Dataset entries

==*==

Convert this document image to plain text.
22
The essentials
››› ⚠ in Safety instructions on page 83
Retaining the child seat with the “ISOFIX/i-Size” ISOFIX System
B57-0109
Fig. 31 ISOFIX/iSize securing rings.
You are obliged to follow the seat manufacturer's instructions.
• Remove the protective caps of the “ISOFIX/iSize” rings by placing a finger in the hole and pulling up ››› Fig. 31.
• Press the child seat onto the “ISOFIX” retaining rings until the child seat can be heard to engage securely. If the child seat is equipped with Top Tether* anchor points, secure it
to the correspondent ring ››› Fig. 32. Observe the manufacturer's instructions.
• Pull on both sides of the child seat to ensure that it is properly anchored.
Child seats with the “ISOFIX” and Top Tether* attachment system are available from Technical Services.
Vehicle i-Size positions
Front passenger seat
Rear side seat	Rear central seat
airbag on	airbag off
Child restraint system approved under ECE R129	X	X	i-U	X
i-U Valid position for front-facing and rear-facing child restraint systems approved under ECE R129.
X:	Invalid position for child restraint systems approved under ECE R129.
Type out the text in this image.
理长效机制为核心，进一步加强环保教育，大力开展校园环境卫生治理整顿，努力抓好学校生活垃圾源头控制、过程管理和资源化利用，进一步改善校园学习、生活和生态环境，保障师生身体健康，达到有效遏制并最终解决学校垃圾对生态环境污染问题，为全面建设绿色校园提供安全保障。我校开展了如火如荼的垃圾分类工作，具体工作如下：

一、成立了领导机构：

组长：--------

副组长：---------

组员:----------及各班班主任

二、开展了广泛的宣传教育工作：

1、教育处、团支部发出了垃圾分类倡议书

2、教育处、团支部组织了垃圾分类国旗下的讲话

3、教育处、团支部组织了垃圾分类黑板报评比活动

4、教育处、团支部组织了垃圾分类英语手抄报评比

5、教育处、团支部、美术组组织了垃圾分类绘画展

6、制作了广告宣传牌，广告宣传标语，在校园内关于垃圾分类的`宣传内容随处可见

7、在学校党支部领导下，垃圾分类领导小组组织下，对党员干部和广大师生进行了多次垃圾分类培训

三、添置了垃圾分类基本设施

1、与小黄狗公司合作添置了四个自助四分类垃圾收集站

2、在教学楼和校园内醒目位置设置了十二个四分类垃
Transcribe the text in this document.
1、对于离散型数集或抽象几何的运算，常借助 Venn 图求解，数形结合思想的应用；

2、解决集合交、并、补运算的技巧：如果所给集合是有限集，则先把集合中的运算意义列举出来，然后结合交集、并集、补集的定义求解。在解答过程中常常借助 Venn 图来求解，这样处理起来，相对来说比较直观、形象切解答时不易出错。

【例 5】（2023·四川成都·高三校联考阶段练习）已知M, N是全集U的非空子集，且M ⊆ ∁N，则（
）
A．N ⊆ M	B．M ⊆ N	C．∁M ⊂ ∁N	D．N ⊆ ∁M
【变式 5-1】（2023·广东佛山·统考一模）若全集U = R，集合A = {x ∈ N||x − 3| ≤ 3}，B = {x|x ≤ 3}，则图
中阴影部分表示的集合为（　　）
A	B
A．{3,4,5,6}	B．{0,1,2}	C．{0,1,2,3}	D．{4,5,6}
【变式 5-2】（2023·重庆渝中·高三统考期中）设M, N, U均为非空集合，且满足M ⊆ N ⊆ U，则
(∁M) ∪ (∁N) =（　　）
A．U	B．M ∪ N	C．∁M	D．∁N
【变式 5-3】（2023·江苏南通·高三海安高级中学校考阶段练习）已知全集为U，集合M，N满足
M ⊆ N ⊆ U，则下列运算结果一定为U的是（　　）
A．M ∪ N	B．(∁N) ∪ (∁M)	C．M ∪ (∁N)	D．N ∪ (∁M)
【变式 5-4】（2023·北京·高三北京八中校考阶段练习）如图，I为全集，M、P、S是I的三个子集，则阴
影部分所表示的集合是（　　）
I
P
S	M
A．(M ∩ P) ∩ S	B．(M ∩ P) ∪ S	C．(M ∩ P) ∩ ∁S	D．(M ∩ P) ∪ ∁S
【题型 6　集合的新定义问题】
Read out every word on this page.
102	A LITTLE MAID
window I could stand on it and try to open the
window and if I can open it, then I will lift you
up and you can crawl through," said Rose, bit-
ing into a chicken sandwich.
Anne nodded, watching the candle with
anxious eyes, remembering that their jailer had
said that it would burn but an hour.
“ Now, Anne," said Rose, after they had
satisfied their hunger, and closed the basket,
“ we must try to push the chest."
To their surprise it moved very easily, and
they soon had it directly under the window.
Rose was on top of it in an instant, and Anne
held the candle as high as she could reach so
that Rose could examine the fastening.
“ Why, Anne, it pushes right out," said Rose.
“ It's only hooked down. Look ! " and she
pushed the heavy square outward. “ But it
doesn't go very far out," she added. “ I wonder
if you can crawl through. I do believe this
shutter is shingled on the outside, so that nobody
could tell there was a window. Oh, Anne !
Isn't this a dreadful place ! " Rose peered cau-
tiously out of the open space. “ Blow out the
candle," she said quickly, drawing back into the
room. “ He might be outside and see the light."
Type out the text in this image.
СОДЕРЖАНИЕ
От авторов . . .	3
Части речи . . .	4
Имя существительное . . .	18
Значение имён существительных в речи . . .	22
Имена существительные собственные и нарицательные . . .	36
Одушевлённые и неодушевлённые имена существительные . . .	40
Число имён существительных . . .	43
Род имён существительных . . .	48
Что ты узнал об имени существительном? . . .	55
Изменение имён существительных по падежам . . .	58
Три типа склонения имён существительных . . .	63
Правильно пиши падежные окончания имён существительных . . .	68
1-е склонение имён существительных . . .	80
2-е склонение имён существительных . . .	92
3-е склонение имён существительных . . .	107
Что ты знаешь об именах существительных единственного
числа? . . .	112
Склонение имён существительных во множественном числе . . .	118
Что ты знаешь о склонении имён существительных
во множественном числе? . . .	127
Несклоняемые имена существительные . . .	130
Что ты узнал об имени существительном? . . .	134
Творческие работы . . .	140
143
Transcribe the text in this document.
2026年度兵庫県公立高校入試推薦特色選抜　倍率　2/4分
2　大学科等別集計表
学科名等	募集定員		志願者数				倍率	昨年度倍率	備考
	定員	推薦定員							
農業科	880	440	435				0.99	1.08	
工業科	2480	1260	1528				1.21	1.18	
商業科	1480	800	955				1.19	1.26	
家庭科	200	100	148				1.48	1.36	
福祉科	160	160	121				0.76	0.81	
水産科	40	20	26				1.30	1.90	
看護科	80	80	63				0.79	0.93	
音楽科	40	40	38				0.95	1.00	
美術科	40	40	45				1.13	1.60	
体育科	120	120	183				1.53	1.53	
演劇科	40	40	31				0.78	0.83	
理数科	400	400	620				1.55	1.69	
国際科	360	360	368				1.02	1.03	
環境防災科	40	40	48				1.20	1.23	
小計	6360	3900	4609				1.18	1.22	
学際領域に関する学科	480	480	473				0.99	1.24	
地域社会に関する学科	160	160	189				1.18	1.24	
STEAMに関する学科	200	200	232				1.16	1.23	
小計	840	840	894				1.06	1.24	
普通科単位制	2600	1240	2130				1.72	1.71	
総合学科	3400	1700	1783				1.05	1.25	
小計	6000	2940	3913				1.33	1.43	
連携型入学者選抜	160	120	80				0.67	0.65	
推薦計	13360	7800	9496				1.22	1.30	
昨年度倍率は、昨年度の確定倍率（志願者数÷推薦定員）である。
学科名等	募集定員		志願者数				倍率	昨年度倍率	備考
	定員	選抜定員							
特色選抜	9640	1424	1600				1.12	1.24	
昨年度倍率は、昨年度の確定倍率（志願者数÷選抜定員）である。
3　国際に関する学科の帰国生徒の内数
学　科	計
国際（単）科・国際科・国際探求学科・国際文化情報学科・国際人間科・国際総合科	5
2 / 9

==*==

» Work to complete
Each line in the material either holds the string "речи" or does not. State how many do, and nothing else.

» Solution for this exercise
2